▶ _Textabschnitt_:
------------------------------------

Interview
Der Berliner Maler Daniel Richter spricht als Amnesty-International-Mitglied mit Nina Apin und Maik Söhler für die Website der Nichtregierungsorganisation über Menschenrechte, Kunstfreiheit und politisches Engagement. Hier die drei schönsten Sätze aus dem - wir immer bei Richter - meinungsstarken und deshalb lesenswerten Interview: "Kunst darf alles, allerdings sollte sie möglichst wenig langweilig sein." - "Unter dem Deckmantel der Elitenkritik wird viel Schindluder getrieben." - "Dass wir das erbärmliche Comeback autoritärer, religiöser Systeme auch in Europa miterleben müssen, ist zutiefst deprimierend."

------------------------------------

▶ _Angezeigte Daten_:
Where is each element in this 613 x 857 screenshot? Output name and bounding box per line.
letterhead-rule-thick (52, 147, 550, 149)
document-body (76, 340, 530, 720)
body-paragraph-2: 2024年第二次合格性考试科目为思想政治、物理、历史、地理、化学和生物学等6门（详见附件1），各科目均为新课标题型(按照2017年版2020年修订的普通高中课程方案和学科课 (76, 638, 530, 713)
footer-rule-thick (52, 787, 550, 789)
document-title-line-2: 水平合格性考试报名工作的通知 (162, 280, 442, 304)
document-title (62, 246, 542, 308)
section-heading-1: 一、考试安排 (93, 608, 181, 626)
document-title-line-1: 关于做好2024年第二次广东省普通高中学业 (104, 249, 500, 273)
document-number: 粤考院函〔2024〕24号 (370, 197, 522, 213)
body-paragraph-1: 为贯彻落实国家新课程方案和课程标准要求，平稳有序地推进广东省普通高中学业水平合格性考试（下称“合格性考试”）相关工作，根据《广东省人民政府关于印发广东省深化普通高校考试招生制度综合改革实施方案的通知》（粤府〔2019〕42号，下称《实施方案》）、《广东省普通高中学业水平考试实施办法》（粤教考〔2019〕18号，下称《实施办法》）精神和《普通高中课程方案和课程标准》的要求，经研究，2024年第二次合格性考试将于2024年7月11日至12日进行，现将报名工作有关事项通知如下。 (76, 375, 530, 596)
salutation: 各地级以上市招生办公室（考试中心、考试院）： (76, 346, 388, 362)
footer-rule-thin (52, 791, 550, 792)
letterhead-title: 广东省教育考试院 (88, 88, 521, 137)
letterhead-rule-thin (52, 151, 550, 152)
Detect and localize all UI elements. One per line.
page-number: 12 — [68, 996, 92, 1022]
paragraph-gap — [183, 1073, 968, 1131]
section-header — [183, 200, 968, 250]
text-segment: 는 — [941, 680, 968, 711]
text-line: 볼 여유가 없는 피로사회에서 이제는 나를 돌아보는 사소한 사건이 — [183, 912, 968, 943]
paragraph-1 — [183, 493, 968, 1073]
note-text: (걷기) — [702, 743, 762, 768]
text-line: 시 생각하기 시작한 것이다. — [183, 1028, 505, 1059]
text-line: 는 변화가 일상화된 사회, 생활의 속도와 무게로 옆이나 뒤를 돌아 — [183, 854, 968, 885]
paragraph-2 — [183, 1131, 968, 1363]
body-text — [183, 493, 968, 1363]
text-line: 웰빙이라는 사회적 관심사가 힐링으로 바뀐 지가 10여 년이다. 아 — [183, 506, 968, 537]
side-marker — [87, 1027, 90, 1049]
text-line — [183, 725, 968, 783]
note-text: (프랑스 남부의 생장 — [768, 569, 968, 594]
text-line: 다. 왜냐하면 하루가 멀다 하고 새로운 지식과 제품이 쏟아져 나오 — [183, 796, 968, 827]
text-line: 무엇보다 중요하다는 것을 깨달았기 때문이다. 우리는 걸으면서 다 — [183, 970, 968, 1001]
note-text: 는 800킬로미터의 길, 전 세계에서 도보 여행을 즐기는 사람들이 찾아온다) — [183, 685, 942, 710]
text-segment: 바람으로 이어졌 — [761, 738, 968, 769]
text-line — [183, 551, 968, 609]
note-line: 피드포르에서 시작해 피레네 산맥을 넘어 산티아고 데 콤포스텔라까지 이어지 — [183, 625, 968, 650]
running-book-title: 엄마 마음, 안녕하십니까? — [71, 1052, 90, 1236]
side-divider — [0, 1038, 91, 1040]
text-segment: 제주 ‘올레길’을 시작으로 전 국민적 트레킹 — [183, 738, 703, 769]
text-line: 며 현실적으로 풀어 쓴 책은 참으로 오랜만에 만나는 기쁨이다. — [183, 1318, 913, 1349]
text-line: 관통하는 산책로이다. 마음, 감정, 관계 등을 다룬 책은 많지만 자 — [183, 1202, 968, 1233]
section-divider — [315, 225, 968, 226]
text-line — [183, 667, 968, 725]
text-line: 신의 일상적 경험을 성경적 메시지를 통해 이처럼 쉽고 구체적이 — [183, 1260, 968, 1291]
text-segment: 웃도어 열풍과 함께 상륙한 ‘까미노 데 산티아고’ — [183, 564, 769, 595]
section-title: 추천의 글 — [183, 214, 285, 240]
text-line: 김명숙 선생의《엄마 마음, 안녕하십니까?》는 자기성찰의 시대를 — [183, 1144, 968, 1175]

------------------------------------

▶ _Fragen und Aufgaben_:
• A. Beantworten Sie die folgenden Fragen zum Text über Daniel Richter:
(i) Aus welcher Stadt stammt der Maler laut Text?
(ii) Wer führt das Gespräch mit ihm?
(iii) Was sollte Kunst laut dem ersten zitierten Satz möglichst wenig sein?
• B. Führen Sie bitte den Text über Daniel Richter weiter.

▶ _Ergebnisse der Übung_:
• A.
(i) Berlin
(ii) Nina Apin und Maik Söhler
(iii) langweilig

• B.
Porträt
Anlässlich seiner Ausstellung in der Hongkonger Dependance der Galerie David Zwirner stellt sich Neo Rauch weiter dem asiatischen Publikum vor. Nach einem Porträt im "Tatler Asia", das sich wie eine knuffige Herzblattgeschichte las, steht in der "South China Morning Post" wieder der angriffslustige Künstler im Vordergrund. Noch einmal rollt die Zeitung den Beef mit dem Kritiker Wolfgang Ullrich auf. "Es ist immer dasselbe, wenn man zurückschlägt", erzählt Rauch der Autorin Fionnuala McHugh. "Man fühlt sich besser. Ich würde meinen Feinden nicht die andere Wange hinhalten. Ich habe das schon zweimal gemacht, als ich auf Beleidigungen von Journalisten reagiert habe. Beim ersten Mal beschrieb jemand meine Malerei als kindisches, harmloses Zeug, also malte ich eines mit dem Titel 'Harmlos'." Und das zweite Mal? "Und das Zweite war ... was war das Zweite?" Rauch fällt es nicht ein. Der Artikel ist irgendwann zu Ende und der Maler grübelt immer noch: "'Wie hieß das zweite Bild?', murmelt er noch einmal vor sich hin."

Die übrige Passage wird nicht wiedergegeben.